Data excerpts

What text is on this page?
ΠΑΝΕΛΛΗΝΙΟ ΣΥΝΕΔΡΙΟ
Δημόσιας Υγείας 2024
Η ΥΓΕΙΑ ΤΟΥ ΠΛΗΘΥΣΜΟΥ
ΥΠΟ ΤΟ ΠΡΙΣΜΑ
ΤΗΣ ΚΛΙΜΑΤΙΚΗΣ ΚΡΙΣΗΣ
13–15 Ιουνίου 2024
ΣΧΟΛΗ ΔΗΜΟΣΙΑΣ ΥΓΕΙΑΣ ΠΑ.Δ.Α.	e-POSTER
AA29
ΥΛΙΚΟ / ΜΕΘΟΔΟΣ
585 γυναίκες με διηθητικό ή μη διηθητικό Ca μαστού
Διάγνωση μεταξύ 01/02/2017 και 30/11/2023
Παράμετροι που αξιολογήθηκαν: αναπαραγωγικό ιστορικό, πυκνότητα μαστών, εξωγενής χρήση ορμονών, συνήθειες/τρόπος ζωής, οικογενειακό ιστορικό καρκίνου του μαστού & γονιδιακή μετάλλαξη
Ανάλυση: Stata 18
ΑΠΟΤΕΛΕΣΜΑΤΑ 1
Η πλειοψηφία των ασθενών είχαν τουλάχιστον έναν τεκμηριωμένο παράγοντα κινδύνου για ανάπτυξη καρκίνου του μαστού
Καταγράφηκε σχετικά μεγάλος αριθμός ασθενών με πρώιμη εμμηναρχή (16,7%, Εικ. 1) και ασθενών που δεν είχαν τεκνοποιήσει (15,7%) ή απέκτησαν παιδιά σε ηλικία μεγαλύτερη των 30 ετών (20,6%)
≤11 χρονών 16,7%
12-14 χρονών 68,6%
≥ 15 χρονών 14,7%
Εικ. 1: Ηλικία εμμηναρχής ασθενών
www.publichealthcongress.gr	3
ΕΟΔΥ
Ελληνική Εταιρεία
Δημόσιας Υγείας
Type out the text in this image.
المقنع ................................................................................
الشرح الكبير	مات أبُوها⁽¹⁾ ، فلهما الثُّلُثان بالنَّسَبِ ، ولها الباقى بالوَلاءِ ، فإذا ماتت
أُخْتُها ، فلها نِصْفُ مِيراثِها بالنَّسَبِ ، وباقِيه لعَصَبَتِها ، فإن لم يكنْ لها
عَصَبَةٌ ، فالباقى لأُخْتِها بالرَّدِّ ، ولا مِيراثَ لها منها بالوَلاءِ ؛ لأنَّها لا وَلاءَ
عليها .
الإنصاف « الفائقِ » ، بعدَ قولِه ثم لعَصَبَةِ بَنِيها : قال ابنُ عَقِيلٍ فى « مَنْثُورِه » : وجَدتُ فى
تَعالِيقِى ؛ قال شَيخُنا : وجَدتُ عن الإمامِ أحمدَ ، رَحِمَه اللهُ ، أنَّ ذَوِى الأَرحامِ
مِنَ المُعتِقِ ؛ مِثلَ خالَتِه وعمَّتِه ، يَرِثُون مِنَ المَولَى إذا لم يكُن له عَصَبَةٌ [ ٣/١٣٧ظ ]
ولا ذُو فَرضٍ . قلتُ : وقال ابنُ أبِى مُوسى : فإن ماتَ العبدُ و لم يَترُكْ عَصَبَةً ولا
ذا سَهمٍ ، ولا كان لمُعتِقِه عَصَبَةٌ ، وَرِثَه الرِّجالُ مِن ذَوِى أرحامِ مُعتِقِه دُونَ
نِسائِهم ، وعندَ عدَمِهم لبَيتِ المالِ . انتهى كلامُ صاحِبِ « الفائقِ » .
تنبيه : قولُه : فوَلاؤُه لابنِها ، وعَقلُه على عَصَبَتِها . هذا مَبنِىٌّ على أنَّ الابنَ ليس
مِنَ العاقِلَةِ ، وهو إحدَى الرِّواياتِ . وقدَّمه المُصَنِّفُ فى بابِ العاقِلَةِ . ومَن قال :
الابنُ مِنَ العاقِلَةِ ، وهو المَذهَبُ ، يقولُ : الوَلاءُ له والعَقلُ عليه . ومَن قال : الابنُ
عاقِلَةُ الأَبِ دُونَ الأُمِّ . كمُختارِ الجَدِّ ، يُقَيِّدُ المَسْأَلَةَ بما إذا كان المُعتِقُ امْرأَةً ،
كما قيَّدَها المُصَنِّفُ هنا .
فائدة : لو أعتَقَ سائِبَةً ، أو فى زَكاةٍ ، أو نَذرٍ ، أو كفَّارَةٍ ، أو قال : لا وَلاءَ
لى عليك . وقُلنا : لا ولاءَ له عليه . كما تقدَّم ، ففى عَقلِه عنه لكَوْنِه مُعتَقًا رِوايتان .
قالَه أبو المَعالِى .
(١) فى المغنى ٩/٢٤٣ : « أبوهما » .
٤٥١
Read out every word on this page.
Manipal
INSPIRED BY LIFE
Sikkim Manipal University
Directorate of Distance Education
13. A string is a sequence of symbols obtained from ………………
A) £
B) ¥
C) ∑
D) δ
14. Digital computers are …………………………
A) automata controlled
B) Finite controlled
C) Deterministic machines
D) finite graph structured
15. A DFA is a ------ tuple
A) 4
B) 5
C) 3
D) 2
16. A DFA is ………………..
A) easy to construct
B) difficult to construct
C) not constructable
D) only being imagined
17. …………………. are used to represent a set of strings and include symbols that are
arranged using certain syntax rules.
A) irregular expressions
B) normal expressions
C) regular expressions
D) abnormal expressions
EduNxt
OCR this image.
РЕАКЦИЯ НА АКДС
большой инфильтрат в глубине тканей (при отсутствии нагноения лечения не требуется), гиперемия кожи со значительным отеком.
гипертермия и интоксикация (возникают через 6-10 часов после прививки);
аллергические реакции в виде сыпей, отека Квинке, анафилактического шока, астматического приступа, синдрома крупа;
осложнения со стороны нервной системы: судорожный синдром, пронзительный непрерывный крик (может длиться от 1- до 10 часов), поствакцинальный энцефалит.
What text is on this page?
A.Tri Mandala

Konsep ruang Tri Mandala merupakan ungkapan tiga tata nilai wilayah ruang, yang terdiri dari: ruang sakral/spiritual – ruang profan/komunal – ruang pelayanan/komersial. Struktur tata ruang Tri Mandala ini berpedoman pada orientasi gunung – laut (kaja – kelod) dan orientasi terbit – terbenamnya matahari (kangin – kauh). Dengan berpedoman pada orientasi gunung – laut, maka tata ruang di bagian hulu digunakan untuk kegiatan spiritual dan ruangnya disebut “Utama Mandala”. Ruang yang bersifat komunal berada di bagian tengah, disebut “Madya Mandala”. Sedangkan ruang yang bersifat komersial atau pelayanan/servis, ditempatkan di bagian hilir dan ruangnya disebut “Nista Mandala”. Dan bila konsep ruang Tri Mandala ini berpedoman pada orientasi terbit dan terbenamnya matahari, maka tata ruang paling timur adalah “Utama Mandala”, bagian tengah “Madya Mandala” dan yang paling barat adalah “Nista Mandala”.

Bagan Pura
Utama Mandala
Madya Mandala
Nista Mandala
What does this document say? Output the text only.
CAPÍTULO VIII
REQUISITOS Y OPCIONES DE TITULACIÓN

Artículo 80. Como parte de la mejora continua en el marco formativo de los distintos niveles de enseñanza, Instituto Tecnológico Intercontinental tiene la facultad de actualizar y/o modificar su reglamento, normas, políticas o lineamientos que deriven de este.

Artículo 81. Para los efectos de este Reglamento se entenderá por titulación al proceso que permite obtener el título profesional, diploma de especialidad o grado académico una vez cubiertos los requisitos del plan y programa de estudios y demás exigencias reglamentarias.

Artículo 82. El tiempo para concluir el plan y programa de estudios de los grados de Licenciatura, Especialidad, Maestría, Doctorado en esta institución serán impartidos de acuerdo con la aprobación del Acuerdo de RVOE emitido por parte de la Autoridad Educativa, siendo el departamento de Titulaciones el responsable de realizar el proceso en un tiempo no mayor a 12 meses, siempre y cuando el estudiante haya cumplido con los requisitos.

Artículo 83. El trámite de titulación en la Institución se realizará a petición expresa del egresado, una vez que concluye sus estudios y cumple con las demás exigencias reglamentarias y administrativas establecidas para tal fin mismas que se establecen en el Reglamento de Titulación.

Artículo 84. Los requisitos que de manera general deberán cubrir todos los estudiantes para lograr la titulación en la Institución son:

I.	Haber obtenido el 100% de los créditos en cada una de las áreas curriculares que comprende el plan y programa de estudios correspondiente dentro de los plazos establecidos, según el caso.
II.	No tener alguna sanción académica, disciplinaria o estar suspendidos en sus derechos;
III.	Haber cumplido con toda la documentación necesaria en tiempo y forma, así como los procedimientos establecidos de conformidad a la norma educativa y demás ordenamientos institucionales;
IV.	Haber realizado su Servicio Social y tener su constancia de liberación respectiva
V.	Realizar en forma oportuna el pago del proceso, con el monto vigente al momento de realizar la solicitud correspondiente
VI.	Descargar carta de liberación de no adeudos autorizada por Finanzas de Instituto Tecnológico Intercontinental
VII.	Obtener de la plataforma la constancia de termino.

Task description: Using the records above, copy each line that contains "Instituto".

Solution for this problem:
Artículo 80. Como parte de la mejora continua en el marco formativo de los distintos niveles de enseñanza, Instituto Tecnológico Intercontinental tiene la facultad de actualizar y/o modificar su reglamento, normas, políticas o lineamientos que deriven de este.
VI.	Descargar carta de liberación de no adeudos autorizada por Finanzas de Instituto Tecnológico Intercontinental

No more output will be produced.